◆ PROMPT:
Say how many lines of the listing below contain "JSON", giving the number and nothing else.

◆ EXTRACTED INFORMATION:
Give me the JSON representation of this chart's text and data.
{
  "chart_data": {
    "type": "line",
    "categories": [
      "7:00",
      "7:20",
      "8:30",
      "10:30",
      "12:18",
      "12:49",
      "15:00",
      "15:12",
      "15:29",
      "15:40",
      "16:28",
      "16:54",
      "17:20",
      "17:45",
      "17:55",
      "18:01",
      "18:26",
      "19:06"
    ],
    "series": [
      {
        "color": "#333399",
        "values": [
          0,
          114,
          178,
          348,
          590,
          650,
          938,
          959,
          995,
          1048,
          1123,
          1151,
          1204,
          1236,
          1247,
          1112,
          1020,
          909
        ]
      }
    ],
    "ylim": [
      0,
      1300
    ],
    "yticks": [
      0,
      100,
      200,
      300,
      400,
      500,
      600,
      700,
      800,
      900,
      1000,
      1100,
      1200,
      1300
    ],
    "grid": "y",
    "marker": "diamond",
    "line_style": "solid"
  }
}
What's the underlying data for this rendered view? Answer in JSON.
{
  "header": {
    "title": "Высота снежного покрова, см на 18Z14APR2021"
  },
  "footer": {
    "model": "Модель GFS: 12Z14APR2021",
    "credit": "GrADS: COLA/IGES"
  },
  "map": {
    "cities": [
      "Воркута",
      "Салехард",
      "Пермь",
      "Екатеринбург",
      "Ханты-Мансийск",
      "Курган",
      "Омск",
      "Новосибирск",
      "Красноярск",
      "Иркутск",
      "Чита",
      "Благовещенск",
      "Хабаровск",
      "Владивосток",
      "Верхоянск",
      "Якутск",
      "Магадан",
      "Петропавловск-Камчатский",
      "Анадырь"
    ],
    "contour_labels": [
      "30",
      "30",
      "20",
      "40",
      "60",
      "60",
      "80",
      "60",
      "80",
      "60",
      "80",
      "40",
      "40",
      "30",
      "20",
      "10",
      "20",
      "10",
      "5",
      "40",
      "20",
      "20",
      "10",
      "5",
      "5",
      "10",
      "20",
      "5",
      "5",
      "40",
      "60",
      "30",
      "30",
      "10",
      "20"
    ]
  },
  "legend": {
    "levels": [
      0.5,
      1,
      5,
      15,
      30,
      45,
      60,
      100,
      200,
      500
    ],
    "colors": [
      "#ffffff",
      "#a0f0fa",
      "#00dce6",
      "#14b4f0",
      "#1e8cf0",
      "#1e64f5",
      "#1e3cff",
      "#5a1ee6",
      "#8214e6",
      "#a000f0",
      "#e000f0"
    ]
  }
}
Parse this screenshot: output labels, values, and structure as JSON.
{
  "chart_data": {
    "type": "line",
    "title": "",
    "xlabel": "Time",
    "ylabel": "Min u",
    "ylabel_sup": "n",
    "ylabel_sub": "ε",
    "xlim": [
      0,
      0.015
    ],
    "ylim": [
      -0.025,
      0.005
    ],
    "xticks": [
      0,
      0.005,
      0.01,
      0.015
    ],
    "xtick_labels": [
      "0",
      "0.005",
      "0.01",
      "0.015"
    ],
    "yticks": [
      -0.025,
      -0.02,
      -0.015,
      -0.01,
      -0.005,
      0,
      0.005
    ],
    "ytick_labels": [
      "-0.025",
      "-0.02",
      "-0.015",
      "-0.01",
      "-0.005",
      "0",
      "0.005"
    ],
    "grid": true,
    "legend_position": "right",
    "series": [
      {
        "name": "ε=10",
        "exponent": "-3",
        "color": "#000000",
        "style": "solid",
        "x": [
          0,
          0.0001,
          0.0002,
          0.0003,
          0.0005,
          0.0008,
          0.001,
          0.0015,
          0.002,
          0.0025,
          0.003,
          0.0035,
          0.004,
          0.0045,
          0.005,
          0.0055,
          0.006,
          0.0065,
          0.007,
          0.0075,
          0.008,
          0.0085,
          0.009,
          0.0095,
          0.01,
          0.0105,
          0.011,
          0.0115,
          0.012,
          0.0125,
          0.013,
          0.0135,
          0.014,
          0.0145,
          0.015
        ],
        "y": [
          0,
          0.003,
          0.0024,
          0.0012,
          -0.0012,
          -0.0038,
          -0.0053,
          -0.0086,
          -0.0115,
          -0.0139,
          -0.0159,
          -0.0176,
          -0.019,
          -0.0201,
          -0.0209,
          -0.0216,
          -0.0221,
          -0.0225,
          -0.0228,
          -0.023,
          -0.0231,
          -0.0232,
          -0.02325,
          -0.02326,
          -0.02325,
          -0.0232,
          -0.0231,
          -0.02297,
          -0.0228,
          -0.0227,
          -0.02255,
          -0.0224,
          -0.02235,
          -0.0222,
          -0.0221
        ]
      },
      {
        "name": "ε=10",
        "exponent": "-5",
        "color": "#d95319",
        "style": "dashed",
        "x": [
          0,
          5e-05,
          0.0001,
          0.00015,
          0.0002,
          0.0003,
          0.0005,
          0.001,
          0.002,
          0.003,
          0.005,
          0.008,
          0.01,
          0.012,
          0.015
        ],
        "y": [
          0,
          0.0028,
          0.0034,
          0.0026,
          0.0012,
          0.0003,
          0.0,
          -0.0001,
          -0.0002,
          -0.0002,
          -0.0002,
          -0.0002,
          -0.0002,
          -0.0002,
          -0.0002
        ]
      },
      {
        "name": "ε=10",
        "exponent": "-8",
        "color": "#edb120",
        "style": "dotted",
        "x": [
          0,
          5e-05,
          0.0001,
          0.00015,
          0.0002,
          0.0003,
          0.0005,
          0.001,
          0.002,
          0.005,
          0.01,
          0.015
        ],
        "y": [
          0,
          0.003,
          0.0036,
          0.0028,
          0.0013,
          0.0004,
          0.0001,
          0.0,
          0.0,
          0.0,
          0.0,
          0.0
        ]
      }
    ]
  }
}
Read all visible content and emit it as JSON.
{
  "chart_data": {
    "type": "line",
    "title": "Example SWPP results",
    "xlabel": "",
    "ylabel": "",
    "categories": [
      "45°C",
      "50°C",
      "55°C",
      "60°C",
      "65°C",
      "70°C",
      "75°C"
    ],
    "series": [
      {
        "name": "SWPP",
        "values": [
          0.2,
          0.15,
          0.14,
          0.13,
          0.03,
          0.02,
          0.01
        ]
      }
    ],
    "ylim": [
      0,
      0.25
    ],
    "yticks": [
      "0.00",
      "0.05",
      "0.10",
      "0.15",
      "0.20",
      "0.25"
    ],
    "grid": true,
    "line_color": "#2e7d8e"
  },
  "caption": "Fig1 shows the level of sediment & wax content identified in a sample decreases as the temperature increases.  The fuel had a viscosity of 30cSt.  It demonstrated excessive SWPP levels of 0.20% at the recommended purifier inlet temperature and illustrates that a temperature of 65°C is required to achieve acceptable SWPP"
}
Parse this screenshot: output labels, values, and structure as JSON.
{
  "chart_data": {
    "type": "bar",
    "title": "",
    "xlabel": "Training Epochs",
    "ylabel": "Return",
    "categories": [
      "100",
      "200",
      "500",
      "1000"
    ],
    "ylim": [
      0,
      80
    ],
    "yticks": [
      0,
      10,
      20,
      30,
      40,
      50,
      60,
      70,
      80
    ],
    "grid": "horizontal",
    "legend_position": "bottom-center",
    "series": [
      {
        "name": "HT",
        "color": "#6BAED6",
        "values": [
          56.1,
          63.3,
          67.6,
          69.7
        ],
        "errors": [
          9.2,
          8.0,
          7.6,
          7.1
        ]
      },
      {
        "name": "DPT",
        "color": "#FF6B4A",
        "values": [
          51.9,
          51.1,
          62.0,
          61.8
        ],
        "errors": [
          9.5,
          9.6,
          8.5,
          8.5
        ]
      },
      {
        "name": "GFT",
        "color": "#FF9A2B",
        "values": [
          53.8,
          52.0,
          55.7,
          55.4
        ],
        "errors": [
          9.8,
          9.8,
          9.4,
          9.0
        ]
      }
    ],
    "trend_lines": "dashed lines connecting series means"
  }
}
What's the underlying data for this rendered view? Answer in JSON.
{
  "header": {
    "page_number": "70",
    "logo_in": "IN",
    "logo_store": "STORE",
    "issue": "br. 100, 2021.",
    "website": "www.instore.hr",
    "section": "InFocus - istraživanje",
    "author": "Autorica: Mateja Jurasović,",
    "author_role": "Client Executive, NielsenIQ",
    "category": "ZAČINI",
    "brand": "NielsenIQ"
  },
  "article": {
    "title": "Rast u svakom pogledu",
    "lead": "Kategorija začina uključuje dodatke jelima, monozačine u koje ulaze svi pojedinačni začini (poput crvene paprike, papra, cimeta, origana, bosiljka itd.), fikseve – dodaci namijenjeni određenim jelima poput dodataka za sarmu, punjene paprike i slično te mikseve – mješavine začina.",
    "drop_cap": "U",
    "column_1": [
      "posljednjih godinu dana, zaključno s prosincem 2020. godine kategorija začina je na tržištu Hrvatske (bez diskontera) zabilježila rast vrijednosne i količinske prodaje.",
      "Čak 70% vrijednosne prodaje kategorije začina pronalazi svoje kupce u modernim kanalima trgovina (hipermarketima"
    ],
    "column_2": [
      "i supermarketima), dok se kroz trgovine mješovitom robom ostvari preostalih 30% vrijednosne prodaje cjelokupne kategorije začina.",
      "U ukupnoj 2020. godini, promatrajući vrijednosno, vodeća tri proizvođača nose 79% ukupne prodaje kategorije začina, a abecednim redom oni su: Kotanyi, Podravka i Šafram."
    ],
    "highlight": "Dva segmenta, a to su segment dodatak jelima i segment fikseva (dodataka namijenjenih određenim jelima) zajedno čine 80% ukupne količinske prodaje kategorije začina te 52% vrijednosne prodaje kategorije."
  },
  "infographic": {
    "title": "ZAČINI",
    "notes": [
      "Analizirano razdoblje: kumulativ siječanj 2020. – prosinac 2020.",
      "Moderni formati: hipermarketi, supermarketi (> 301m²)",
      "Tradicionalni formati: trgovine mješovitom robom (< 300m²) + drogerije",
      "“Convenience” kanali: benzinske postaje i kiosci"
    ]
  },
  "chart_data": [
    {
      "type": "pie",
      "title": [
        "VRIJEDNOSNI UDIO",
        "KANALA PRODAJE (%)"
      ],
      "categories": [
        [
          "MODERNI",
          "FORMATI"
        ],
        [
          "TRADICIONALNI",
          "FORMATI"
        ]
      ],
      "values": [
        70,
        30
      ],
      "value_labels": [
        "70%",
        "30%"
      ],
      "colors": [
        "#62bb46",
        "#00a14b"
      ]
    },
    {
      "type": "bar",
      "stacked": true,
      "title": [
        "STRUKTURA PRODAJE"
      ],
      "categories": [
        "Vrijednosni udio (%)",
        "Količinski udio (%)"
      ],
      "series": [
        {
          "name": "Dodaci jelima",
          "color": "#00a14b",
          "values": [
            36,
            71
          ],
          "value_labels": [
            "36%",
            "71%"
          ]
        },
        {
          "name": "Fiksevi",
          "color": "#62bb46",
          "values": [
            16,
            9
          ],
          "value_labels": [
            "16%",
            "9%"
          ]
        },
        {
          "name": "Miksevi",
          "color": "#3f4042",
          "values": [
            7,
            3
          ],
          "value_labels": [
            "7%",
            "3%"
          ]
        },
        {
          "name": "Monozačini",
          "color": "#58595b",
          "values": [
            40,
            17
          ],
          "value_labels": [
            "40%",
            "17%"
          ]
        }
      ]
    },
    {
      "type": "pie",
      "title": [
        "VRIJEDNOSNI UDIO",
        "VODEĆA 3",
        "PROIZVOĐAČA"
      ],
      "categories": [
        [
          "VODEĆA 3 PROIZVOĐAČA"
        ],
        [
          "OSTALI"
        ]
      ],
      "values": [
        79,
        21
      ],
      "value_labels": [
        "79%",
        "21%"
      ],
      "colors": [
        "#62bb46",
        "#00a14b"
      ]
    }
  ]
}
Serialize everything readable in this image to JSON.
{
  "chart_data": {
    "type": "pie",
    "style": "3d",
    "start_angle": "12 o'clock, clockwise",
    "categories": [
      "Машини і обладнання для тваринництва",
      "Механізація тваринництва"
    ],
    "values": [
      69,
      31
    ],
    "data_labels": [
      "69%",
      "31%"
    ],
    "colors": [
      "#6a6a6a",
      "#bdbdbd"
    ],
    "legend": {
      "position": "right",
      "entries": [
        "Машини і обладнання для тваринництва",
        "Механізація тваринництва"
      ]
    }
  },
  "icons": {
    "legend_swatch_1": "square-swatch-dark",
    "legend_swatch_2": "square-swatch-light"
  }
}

◆ OUTPUT FOR THIS TASK:
7